● **Entries**

● ● ● ● ● ● ●

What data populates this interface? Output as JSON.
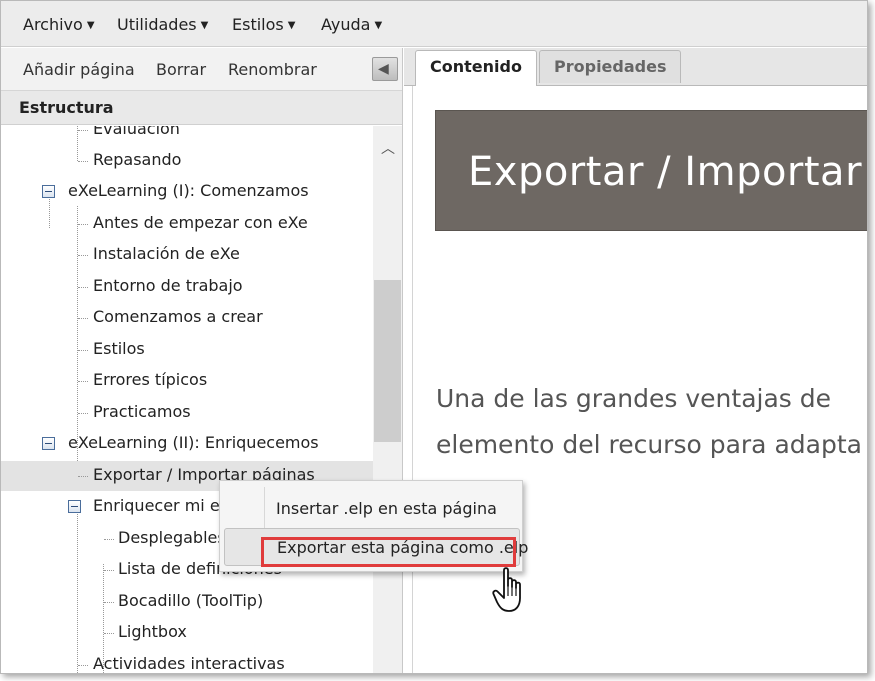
{
  "menubar": {
    "items": [
      "Archivo",
      "Utilidades",
      "Estilos",
      "Ayuda"
    ]
  },
  "left_toolbar": {
    "add_page": "Añadir página",
    "delete": "Borrar",
    "rename": "Renombrar"
  },
  "structure": {
    "header": "Estructura",
    "items": [
      {
        "label": "Evaluación"
      },
      {
        "label": "Repasando"
      },
      {
        "label": "eXeLearning (I): Comenzamos"
      },
      {
        "label": "Antes de empezar con eXe"
      },
      {
        "label": "Instalación de eXe"
      },
      {
        "label": "Entorno de trabajo"
      },
      {
        "label": "Comenzamos a crear"
      },
      {
        "label": "Estilos"
      },
      {
        "label": "Errores típicos"
      },
      {
        "label": "Practicamos"
      },
      {
        "label": "eXeLearning (II): Enriquecemos"
      },
      {
        "label": "Exportar / Importar páginas"
      },
      {
        "label": "Enriquecer mi elp"
      },
      {
        "label": "Desplegables"
      },
      {
        "label": "Lista de definiciones"
      },
      {
        "label": "Bocadillo (ToolTip)"
      },
      {
        "label": "Lightbox"
      },
      {
        "label": "Actividades interactivas"
      }
    ]
  },
  "tabs": [
    "Contenido",
    "Propiedades"
  ],
  "content": {
    "page_title": "Exportar / Importar",
    "paragraph_line1": "Una de las grandes ventajas de",
    "paragraph_line2": "elemento del recurso para adapta"
  },
  "context_menu": {
    "items": [
      "Insertar .elp en esta página",
      "Exportar esta página como .elp"
    ]
  },
  "colors": {
    "banner": "#6e6863",
    "highlight": "#e03c3c"
  }
}
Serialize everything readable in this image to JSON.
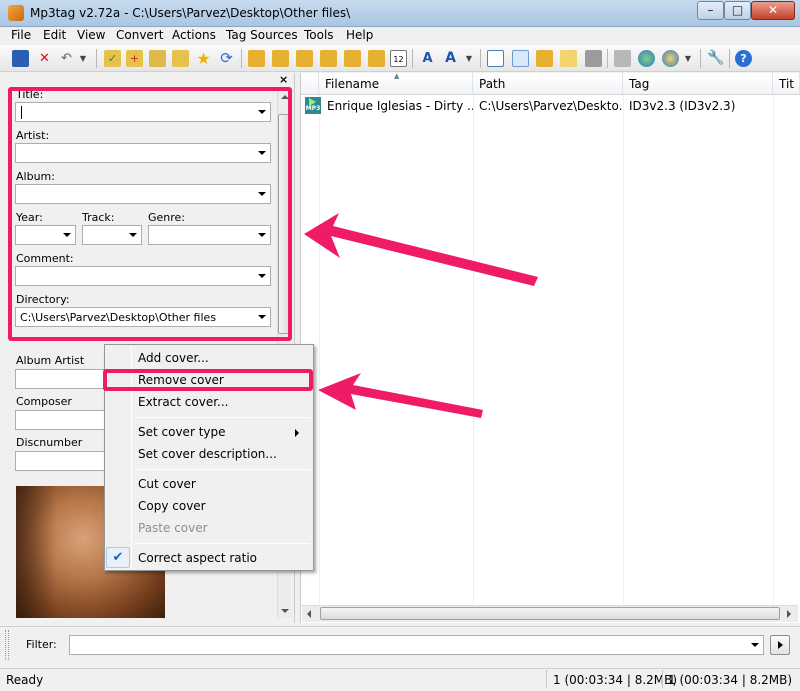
{
  "window": {
    "title": "Mp3tag v2.72a  -  C:\\Users\\Parvez\\Desktop\\Other files\\",
    "minimize_glyph": "–",
    "maximize_glyph": "□",
    "close_glyph": "✕"
  },
  "menu": [
    "File",
    "Edit",
    "View",
    "Convert",
    "Actions",
    "Tag Sources",
    "Tools",
    "Help"
  ],
  "toolbar": {
    "icons": [
      "save-icon",
      "delete-icon",
      "undo-icon",
      "dropdown-icon",
      "refresh-folder-icon",
      "add-folder-icon",
      "tag-icon",
      "export-icon",
      "favorite-icon",
      "refresh-icon",
      "tag-to-filename-icon",
      "filename-to-tag-icon",
      "text-to-tag-icon",
      "tag-to-tag-icon",
      "freedb-icon",
      "case-conversion-icon",
      "text-format-icon",
      "playlist-icon",
      "export-html-icon",
      "import-icon",
      "web-source-icon",
      "web-source2-icon",
      "settings-icon",
      "help-icon"
    ]
  },
  "tag_panel": {
    "close_glyph": "×",
    "labels": {
      "title": "Title:",
      "artist": "Artist:",
      "album": "Album:",
      "year": "Year:",
      "track": "Track:",
      "genre": "Genre:",
      "comment": "Comment:",
      "directory": "Directory:",
      "album_artist": "Album Artist",
      "composer": "Composer",
      "discnumber": "Discnumber"
    },
    "values": {
      "title": "",
      "artist": "",
      "album": "",
      "year": "",
      "track": "",
      "genre": "",
      "comment": "",
      "directory": "C:\\Users\\Parvez\\Desktop\\Other files"
    }
  },
  "file_list": {
    "columns": [
      "Filename",
      "Path",
      "Tag",
      "Tit"
    ],
    "rows": [
      {
        "filename": "Enrique Iglesias - Dirty ...",
        "path": "C:\\Users\\Parvez\\Deskto...",
        "tag": "ID3v2.3 (ID3v2.3)",
        "title": ""
      }
    ],
    "file_type_badge": "MP3"
  },
  "context_menu": {
    "items": [
      {
        "label": "Add cover...",
        "enabled": true
      },
      {
        "label": "Remove cover",
        "enabled": true
      },
      {
        "label": "Extract cover...",
        "enabled": true
      },
      {
        "label": "Set cover type",
        "enabled": true
      },
      {
        "label": "Set cover description...",
        "enabled": true
      },
      {
        "label": "Cut cover",
        "enabled": true
      },
      {
        "label": "Copy cover",
        "enabled": true
      },
      {
        "label": "Paste cover",
        "enabled": false
      },
      {
        "label": "Correct aspect ratio",
        "enabled": true
      }
    ],
    "check_glyph": "✔"
  },
  "filter": {
    "label": "Filter:",
    "value": ""
  },
  "status": {
    "left": "Ready",
    "selected": "1 (00:03:34 | 8.2MB)",
    "total": "1 (00:03:34 | 8.2MB)"
  },
  "colors": {
    "highlight": "#ef1b66",
    "title_bar": "#b9d1ea"
  }
}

● ● ● ● ● ● ●

● **Exercise task**
Gather up the lines containing the word "files" from these records and copy them.

● **Problem solution**
    "title": "Mp3tag v2.72a  -  C:\\Users\\Parvez\\Desktop\\Other files\\",
      "directory": "C:\\Users\\Parvez\\Desktop\\Other files"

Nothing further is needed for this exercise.